Your goal
Below are the records. Count the lines containing the string "Change", and reply with the number alone.

Entries with figure data
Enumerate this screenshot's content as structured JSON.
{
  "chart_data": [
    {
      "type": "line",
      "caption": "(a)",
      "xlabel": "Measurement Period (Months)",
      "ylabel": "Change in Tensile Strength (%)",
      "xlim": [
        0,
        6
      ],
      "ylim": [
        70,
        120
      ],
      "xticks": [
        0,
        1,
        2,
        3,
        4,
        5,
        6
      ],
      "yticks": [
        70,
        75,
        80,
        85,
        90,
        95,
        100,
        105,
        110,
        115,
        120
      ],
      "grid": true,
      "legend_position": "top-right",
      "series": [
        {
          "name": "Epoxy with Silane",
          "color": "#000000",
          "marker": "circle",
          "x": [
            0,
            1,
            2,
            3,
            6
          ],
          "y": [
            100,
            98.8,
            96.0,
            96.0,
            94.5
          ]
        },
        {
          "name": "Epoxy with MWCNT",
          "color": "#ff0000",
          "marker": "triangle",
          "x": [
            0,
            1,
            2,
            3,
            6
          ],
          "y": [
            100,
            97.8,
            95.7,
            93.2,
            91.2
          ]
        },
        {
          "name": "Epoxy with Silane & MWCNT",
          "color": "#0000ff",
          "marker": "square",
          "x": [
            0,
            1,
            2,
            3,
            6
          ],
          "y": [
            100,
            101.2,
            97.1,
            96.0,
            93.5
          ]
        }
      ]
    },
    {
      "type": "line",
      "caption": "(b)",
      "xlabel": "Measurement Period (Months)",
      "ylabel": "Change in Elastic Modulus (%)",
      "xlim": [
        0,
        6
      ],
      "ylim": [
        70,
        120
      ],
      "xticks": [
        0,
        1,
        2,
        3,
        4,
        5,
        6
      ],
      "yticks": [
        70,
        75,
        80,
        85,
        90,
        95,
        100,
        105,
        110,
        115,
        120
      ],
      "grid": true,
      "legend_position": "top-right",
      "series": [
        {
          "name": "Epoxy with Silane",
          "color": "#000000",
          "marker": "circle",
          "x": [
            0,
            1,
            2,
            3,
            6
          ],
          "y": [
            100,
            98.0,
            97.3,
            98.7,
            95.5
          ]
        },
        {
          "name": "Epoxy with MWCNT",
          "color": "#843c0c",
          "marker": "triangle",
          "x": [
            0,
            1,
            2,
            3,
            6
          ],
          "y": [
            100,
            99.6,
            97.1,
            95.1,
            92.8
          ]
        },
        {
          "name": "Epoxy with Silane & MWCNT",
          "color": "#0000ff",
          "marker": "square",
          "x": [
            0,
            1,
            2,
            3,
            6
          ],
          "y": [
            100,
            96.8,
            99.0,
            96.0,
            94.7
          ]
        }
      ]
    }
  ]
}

Correct response
2